Stored records
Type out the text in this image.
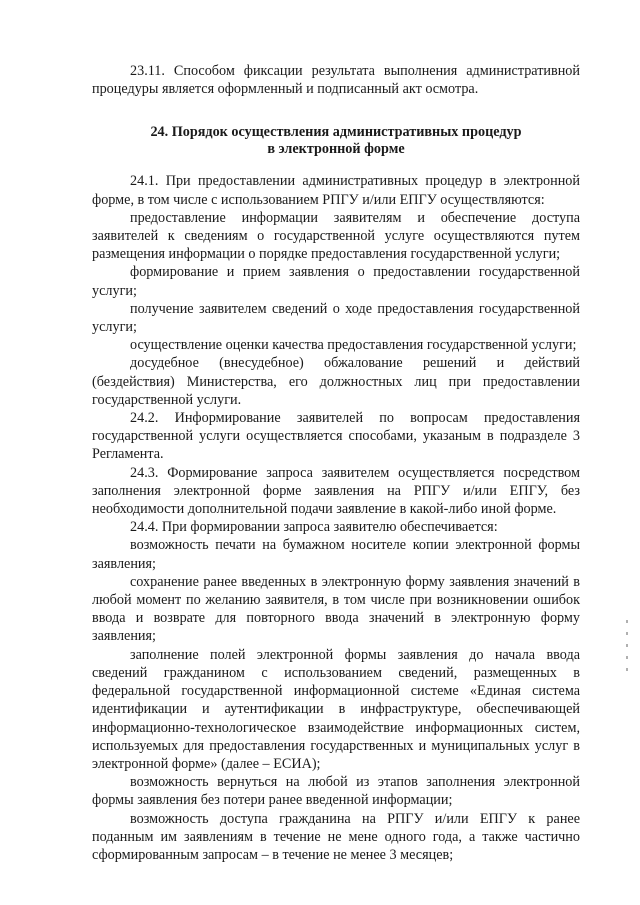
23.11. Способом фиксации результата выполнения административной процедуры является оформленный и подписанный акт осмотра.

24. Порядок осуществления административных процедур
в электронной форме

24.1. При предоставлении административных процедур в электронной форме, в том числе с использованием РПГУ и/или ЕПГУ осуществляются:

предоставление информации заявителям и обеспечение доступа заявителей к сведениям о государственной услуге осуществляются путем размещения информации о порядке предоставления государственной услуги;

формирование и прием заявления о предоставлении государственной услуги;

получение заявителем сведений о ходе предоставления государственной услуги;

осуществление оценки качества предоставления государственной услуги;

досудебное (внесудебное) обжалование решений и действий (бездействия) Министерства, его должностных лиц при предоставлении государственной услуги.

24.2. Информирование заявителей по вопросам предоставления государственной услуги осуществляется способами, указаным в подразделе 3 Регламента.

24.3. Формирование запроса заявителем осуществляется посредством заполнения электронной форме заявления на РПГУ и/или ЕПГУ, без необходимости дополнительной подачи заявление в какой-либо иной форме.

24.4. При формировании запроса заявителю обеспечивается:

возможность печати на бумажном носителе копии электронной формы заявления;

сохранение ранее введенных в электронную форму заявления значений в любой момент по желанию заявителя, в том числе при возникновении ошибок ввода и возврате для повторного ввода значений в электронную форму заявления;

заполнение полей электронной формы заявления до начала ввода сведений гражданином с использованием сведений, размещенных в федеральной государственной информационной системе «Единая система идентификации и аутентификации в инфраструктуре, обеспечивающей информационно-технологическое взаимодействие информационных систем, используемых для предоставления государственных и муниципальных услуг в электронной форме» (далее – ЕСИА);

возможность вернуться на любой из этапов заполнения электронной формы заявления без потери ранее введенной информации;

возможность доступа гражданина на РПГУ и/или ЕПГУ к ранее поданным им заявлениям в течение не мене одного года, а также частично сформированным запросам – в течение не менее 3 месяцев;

■ What you need to do
Only the number is wanted: how many lines of the material contain the word "осуществляются"?

■ Response
2